═══ Provided data ═══

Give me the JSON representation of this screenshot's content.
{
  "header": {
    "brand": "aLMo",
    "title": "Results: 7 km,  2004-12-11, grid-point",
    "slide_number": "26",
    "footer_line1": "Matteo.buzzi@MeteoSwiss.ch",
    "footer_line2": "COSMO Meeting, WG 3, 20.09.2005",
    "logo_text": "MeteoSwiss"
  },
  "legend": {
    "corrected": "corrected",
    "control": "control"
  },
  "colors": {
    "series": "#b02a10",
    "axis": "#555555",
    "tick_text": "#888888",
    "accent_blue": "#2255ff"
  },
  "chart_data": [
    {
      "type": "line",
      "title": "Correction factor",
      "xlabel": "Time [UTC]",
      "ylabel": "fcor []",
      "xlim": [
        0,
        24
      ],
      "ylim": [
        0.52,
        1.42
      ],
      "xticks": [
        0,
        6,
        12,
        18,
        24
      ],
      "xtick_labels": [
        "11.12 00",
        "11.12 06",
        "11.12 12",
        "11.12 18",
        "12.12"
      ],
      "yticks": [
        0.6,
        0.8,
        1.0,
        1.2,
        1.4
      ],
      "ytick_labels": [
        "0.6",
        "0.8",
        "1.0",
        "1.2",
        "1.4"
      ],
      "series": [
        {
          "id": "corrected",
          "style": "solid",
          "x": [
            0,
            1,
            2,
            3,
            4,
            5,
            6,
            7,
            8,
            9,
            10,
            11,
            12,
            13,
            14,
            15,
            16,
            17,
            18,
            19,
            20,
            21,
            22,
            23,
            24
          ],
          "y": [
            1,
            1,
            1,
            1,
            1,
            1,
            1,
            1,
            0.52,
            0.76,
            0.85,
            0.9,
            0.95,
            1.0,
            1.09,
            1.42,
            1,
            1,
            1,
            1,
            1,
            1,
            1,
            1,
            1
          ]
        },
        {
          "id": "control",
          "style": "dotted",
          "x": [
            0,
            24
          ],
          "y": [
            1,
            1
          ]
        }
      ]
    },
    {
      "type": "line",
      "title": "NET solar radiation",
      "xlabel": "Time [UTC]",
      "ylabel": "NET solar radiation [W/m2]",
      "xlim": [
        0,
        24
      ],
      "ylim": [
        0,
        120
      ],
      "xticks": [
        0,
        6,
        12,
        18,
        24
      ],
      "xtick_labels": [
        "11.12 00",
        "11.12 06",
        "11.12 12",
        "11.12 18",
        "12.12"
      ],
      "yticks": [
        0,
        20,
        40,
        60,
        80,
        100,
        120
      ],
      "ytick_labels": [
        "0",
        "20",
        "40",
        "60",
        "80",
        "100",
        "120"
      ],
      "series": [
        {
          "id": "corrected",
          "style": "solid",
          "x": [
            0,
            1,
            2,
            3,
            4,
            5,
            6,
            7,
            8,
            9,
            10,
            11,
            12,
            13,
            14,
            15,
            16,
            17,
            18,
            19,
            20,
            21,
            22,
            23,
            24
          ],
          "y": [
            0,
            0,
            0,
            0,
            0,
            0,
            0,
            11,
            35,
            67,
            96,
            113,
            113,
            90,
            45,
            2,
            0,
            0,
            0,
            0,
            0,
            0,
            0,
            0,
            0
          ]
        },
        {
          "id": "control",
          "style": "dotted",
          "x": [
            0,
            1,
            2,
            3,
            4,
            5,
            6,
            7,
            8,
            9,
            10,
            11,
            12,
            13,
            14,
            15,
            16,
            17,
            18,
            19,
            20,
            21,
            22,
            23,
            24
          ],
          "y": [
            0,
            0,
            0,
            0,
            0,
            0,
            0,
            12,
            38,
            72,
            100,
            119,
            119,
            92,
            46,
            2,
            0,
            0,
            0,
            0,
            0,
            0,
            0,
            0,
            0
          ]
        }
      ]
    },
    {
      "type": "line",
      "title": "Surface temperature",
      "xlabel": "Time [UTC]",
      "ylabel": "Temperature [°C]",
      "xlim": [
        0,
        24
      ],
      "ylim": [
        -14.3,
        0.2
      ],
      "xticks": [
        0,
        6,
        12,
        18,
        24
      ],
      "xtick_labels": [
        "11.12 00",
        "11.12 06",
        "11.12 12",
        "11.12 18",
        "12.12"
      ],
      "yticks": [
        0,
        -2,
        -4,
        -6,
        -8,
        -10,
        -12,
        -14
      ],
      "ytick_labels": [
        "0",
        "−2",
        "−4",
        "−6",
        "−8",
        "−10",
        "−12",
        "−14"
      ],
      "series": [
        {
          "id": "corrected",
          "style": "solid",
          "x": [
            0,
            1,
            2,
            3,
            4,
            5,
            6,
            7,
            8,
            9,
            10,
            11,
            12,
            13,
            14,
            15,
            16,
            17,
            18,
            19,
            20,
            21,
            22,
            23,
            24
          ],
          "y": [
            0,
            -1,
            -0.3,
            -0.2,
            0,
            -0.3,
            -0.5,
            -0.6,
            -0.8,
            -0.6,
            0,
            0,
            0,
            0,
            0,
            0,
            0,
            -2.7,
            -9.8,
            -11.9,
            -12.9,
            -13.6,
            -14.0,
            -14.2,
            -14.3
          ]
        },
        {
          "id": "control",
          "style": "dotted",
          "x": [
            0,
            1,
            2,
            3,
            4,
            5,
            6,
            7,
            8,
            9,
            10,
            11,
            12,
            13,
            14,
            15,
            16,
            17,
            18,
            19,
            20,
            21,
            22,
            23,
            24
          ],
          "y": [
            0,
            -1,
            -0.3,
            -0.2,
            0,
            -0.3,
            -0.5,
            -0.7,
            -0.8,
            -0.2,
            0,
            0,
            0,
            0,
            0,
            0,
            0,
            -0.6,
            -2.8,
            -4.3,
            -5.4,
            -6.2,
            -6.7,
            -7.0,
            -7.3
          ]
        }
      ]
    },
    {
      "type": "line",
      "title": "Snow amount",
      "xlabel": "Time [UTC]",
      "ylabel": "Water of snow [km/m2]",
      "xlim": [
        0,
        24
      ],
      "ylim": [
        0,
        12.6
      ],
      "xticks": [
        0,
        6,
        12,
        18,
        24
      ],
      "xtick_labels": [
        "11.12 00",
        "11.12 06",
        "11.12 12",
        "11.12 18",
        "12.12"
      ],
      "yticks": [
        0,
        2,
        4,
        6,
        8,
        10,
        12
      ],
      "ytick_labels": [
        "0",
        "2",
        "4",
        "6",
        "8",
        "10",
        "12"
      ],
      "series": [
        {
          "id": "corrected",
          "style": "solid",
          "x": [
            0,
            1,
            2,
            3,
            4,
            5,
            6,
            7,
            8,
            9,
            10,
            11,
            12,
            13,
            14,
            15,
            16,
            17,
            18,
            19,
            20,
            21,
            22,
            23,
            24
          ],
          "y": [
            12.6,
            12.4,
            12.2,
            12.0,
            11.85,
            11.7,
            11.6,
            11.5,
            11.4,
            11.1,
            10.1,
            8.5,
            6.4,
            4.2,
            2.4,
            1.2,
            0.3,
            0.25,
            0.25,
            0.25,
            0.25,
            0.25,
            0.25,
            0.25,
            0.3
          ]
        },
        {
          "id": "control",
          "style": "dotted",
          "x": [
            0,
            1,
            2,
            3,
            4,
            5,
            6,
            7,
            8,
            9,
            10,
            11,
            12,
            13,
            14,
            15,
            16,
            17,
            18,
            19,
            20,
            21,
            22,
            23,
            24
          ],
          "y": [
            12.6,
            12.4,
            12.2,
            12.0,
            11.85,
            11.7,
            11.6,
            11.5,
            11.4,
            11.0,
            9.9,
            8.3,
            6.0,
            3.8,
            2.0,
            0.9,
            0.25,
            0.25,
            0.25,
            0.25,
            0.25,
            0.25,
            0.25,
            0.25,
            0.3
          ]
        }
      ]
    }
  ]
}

═══

Description of the task: What is needed here is an exact reproduction of all the entries.

Reply to the task:
Give me the JSON representation of this screenshot's content.
{
  "header": {
    "brand": "aLMo",
    "title": "Results: 7 km,  2004-12-11, grid-point",
    "slide_number": "26",
    "footer_line1": "Matteo.buzzi@MeteoSwiss.ch",
    "footer_line2": "COSMO Meeting, WG 3, 20.09.2005",
    "logo_text": "MeteoSwiss"
  },
  "legend": {
    "corrected": "corrected",
    "control": "control"
  },
  "colors": {
    "series": "#b02a10",
    "axis": "#555555",
    "tick_text": "#888888",
    "accent_blue": "#2255ff"
  },
  "chart_data": [
    {
      "type": "line",
      "title": "Correction factor",
      "xlabel": "Time [UTC]",
      "ylabel": "fcor []",
      "xlim": [
        0,
        24
      ],
      "ylim": [
        0.52,
        1.42
      ],
      "xticks": [
        0,
        6,
        12,
        18,
        24
      ],
      "xtick_labels": [
        "11.12 00",
        "11.12 06",
        "11.12 12",
        "11.12 18",
        "12.12"
      ],
      "yticks": [
        0.6,
        0.8,
        1.0,
        1.2,
        1.4
      ],
      "ytick_labels": [
        "0.6",
        "0.8",
        "1.0",
        "1.2",
        "1.4"
      ],
      "series": [
        {
          "id": "corrected",
          "style": "solid",
          "x": [
            0,
            1,
            2,
            3,
            4,
            5,
            6,
            7,
            8,
            9,
            10,
            11,
            12,
            13,
            14,
            15,
            16,
            17,
            18,
            19,
            20,
            21,
            22,
            23,
            24
          ],
          "y": [
            1,
            1,
            1,
            1,
            1,
            1,
            1,
            1,
            0.52,
            0.76,
            0.85,
            0.9,
            0.95,
            1.0,
            1.09,
            1.42,
            1,
            1,
            1,
            1,
            1,
            1,
            1,
            1,
            1
          ]
        },
        {
          "id": "control",
          "style": "dotted",
          "x": [
            0,
            24
          ],
          "y": [
            1,
            1
          ]
        }
      ]
    },
    {
      "type": "line",
      "title": "NET solar radiation",
      "xlabel": "Time [UTC]",
      "ylabel": "NET solar radiation [W/m2]",
      "xlim": [
        0,
        24
      ],
      "ylim": [
        0,
        120
      ],
      "xticks": [
        0,
        6,
        12,
        18,
        24
      ],
      "xtick_labels": [
        "11.12 00",
        "11.12 06",
        "11.12 12",
        "11.12 18",
        "12.12"
      ],
      "yticks": [
        0,
        20,
        40,
        60,
        80,
        100,
        120
      ],
      "ytick_labels": [
        "0",
        "20",
        "40",
        "60",
        "80",
        "100",
        "120"
      ],
      "series": [
        {
          "id": "corrected",
          "style": "solid",
          "x": [
            0,
            1,
            2,
            3,
            4,
            5,
            6,
            7,
            8,
            9,
            10,
            11,
            12,
            13,
            14,
            15,
            16,
            17,
            18,
            19,
            20,
            21,
            22,
            23,
            24
          ],
          "y": [
            0,
            0,
            0,
            0,
            0,
            0,
            0,
            11,
            35,
            67,
            96,
            113,
            113,
            90,
            45,
            2,
            0,
            0,
            0,
            0,
            0,
            0,
            0,
            0,
            0
          ]
        },
        {
          "id": "control",
          "style": "dotted",
          "x": [
            0,
            1,
            2,
            3,
            4,
            5,
            6,
            7,
            8,
            9,
            10,
            11,
            12,
            13,
            14,
            15,
            16,
            17,
            18,
            19,
            20,
            21,
            22,
            23,
            24
          ],
          "y": [
            0,
            0,
            0,
            0,
            0,
            0,
            0,
            12,
            38,
            72,
            100,
            119,
            119,
            92,
            46,
            2,
            0,
            0,
            0,
            0,
            0,
            0,
            0,
            0,
            0
          ]
        }
      ]
    },
    {
      "type": "line",
      "title": "Surface temperature",
      "xlabel": "Time [UTC]",
      "ylabel": "Temperature [°C]",
      "xlim": [
        0,
        24
      ],
      "ylim": [
        -14.3,
        0.2
      ],
      "xticks": [
        0,
        6,
        12,
        18,
        24
      ],
      "xtick_labels": [
        "11.12 00",
        "11.12 06",
        "11.12 12",
        "11.12 18",
        "12.12"
      ],
      "yticks": [
        0,
        -2,
        -4,
        -6,
        -8,
        -10,
        -12,
        -14
      ],
      "ytick_labels": [
        "0",
        "−2",
        "−4",
        "−6",
        "−8",
        "−10",
        "−12",
        "−14"
      ],
      "series": [
        {
          "id": "corrected",
          "style": "solid",
          "x": [
            0,
            1,
            2,
            3,
            4,
            5,
            6,
            7,
            8,
            9,
            10,
            11,
            12,
            13,
            14,
            15,
            16,
            17,
            18,
            19,
            20,
            21,
            22,
            23,
            24
          ],
          "y": [
            0,
            -1,
            -0.3,
            -0.2,
            0,
            -0.3,
            -0.5,
            -0.6,
            -0.8,
            -0.6,
            0,
            0,
            0,
            0,
            0,
            0,
            0,
            -2.7,
            -9.8,
            -11.9,
            -12.9,
            -13.6,
            -14.0,
            -14.2,
            -14.3
          ]
        },
        {
          "id": "control",
          "style": "dotted",
          "x": [
            0,
            1,
            2,
            3,
            4,
            5,
            6,
            7,
            8,
            9,
            10,
            11,
            12,
            13,
            14,
            15,
            16,
            17,
            18,
            19,
            20,
            21,
            22,
            23,
            24
          ],
          "y": [
            0,
            -1,
            -0.3,
            -0.2,
            0,
            -0.3,
            -0.5,
            -0.7,
            -0.8,
            -0.2,
            0,
            0,
            0,
            0,
            0,
            0,
            0,
            -0.6,
            -2.8,
            -4.3,
            -5.4,
            -6.2,
            -6.7,
            -7.0,
            -7.3
          ]
        }
      ]
    },
    {
      "type": "line",
      "title": "Snow amount",
      "xlabel": "Time [UTC]",
      "ylabel": "Water of snow [km/m2]",
      "xlim": [
        0,
        24
      ],
      "ylim": [
        0,
        12.6
      ],
      "xticks": [
        0,
        6,
        12,
        18,
        24
      ],
      "xtick_labels": [
        "11.12 00",
        "11.12 06",
        "11.12 12",
        "11.12 18",
        "12.12"
      ],
      "yticks": [
        0,
        2,
        4,
        6,
        8,
        10,
        12
      ],
      "ytick_labels": [
        "0",
        "2",
        "4",
        "6",
        "8",
        "10",
        "12"
      ],
      "series": [
        {
          "id": "corrected",
          "style": "solid",
          "x": [
            0,
            1,
            2,
            3,
            4,
            5,
            6,
            7,
            8,
            9,
            10,
            11,
            12,
            13,
            14,
            15,
            16,
            17,
            18,
            19,
            20,
            21,
            22,
            23,
            24
          ],
          "y": [
            12.6,
            12.4,
            12.2,
            12.0,
            11.85,
            11.7,
            11.6,
            11.5,
            11.4,
            11.1,
            10.1,
            8.5,
            6.4,
            4.2,
            2.4,
            1.2,
            0.3,
            0.25,
            0.25,
            0.25,
            0.25,
            0.25,
            0.25,
            0.25,
            0.3
          ]
        },
        {
          "id": "control",
          "style": "dotted",
          "x": [
            0,
            1,
            2,
            3,
            4,
            5,
            6,
            7,
            8,
            9,
            10,
            11,
            12,
            13,
            14,
            15,
            16,
            17,
            18,
            19,
            20,
            21,
            22,
            23,
            24
          ],
          "y": [
            12.6,
            12.4,
            12.2,
            12.0,
            11.85,
            11.7,
            11.6,
            11.5,
            11.4,
            11.0,
            9.9,
            8.3,
            6.0,
            3.8,
            2.0,
            0.9,
            0.25,
            0.25,
            0.25,
            0.25,
            0.25,
            0.25,
            0.25,
            0.25,
            0.3
          ]
        }
      ]
    }
  ]
}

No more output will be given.